Count every line in the data below where "time" occurs, then state that number and nothing more.

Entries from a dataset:
^^^^^^^^^^^^^^^^
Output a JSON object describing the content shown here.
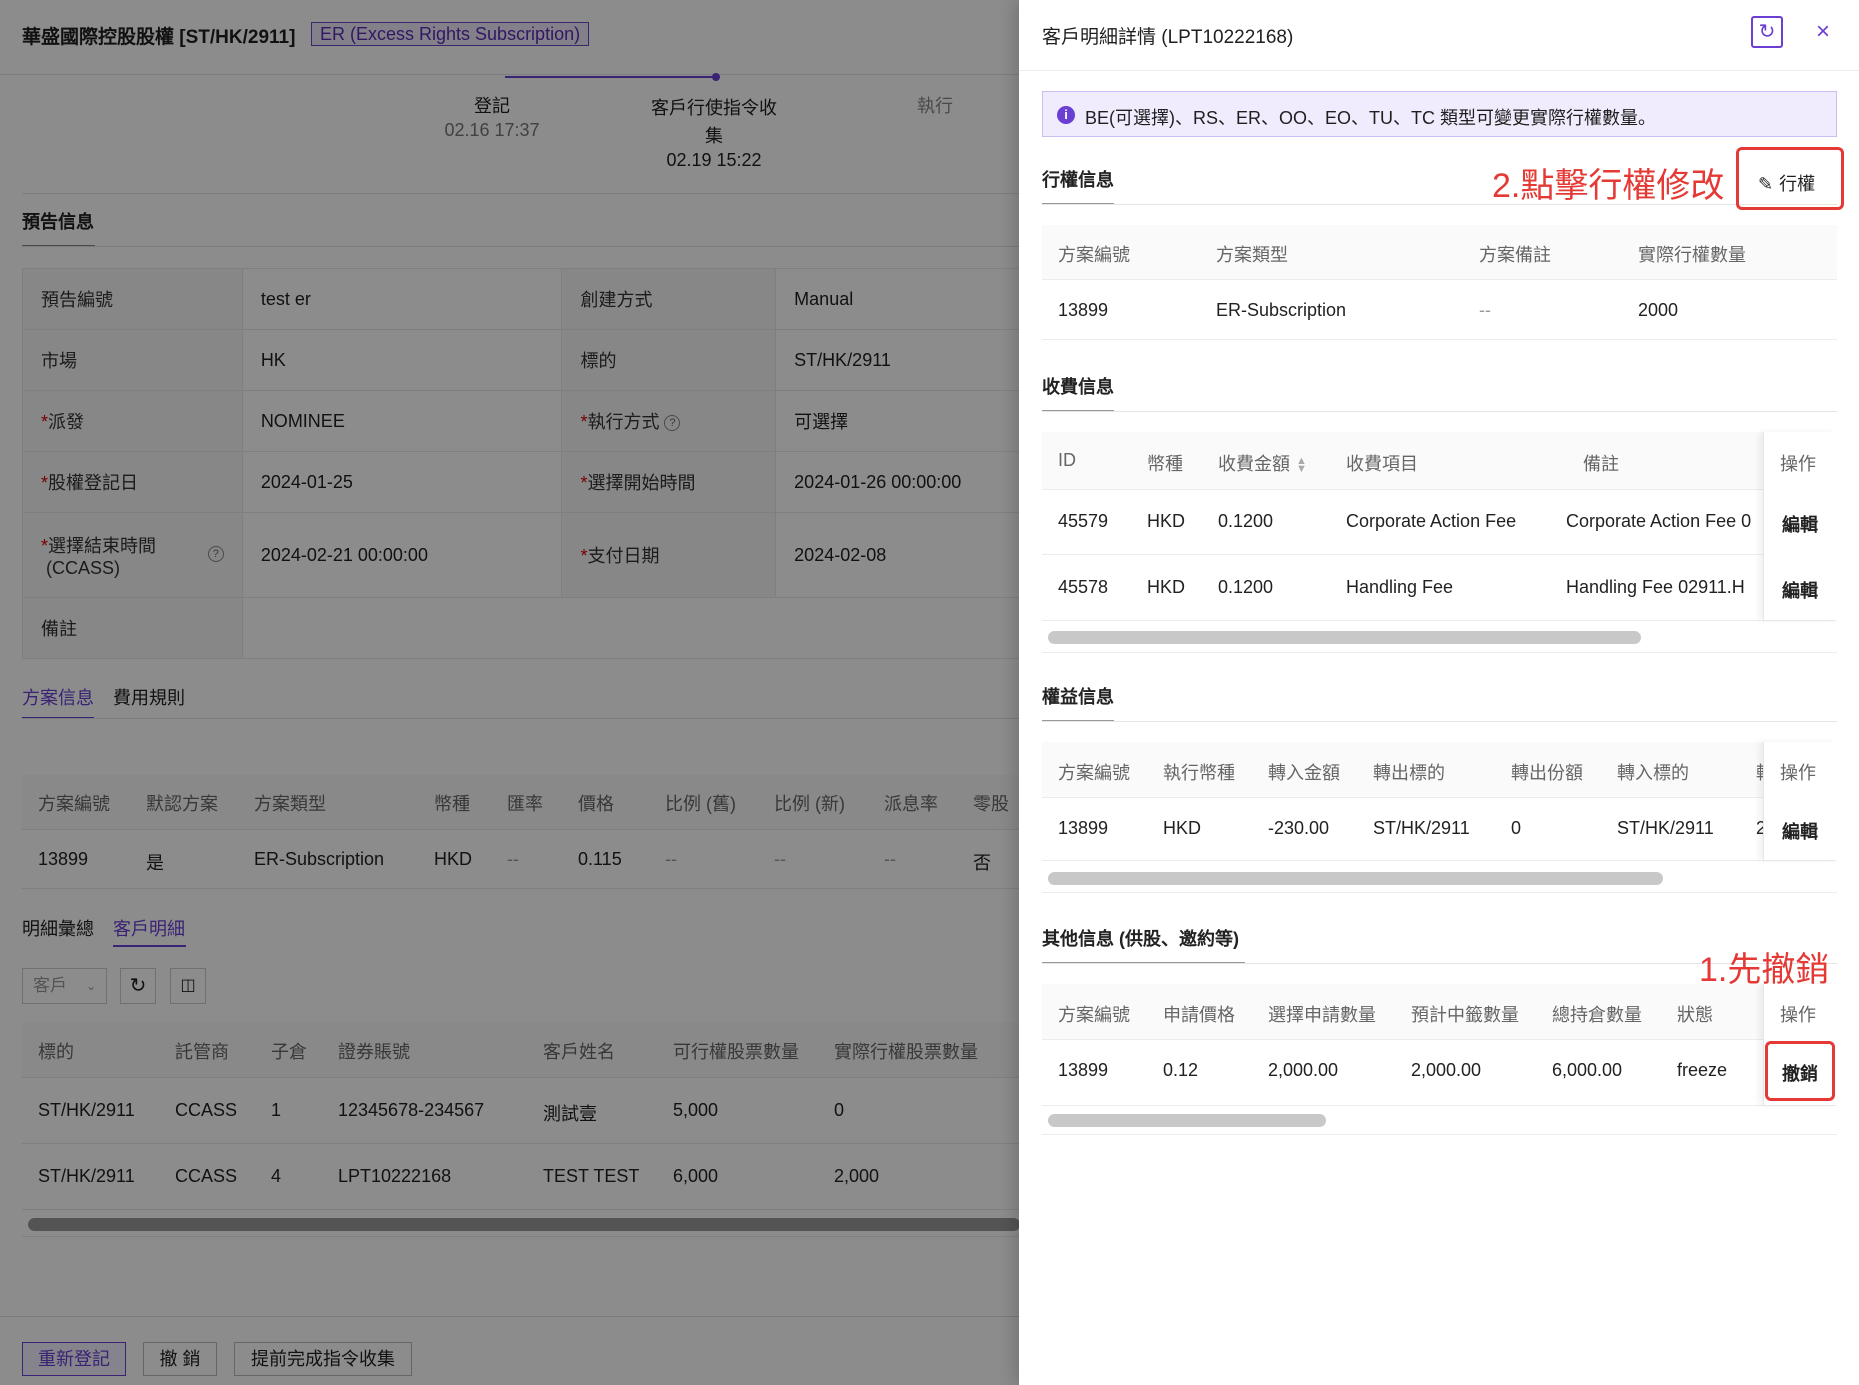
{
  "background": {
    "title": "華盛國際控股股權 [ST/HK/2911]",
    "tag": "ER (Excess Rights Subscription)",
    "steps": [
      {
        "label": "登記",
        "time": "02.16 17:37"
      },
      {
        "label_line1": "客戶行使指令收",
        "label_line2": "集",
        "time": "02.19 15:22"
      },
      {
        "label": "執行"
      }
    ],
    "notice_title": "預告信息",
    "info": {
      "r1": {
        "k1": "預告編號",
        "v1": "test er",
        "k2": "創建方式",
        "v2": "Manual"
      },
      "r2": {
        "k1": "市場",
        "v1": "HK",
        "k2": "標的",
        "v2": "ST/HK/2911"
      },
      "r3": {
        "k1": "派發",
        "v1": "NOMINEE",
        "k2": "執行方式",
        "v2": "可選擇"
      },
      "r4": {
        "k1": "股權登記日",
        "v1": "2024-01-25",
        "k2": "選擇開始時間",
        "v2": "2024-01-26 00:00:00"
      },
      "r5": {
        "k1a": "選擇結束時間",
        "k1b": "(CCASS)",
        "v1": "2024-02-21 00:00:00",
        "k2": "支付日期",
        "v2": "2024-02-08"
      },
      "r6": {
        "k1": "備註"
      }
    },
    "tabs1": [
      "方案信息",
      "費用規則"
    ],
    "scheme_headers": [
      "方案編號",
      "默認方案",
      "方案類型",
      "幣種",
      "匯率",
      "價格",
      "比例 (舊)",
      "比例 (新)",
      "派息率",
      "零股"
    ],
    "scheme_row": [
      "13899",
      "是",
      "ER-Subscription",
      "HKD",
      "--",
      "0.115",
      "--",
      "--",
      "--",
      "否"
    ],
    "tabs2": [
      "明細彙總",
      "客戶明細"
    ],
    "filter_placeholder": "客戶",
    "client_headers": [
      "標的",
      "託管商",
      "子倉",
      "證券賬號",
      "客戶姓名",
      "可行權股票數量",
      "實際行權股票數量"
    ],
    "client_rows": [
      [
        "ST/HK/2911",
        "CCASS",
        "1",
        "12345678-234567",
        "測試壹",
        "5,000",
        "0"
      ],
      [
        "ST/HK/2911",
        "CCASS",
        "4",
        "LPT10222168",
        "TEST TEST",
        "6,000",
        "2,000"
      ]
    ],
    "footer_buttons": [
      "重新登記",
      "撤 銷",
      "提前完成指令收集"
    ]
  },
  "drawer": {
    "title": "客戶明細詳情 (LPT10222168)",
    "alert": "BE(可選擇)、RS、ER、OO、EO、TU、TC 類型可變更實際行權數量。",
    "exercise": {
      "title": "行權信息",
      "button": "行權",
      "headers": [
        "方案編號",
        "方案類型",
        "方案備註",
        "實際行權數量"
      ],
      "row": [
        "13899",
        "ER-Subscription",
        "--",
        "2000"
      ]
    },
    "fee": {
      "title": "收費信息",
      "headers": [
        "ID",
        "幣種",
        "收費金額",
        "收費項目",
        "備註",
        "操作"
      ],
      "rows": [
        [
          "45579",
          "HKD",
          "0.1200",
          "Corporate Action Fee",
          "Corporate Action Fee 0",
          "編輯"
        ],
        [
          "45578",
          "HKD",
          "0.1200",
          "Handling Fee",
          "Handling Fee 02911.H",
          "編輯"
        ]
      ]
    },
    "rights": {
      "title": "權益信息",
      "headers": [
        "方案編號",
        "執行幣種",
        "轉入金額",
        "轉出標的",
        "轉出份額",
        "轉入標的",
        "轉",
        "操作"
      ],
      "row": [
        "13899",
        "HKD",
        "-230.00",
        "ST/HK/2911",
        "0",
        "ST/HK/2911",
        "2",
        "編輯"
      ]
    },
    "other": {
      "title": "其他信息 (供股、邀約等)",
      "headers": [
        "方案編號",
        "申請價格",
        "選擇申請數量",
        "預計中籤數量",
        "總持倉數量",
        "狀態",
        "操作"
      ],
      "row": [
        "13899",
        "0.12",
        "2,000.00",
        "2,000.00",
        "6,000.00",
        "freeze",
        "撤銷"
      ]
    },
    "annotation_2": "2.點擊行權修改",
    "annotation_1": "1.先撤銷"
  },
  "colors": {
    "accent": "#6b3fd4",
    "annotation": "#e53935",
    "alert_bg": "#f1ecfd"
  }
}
^^^^^^^^^^^^^^^^
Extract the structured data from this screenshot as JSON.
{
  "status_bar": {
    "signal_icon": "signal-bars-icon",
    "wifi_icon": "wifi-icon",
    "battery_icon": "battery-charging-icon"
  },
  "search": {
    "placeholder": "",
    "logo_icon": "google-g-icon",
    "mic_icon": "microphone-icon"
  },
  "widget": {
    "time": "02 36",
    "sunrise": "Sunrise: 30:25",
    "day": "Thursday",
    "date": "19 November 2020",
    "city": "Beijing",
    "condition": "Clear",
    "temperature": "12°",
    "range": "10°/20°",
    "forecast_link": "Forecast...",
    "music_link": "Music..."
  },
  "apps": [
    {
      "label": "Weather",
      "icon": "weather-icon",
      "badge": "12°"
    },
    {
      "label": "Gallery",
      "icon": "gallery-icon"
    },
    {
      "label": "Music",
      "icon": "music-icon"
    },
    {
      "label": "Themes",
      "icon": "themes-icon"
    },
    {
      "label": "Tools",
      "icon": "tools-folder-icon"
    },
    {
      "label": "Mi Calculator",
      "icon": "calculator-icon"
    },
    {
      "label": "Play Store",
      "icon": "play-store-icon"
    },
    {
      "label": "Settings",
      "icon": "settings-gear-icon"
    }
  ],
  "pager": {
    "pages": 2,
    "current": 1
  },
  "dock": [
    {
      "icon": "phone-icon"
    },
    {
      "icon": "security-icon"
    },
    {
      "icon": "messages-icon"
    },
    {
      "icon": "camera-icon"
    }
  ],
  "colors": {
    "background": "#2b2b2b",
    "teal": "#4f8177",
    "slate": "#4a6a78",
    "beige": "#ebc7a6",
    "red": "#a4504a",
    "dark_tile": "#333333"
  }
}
^^^^^^^^^^^^^^^^
SOLUTION FOR THIS EXERCISE> 3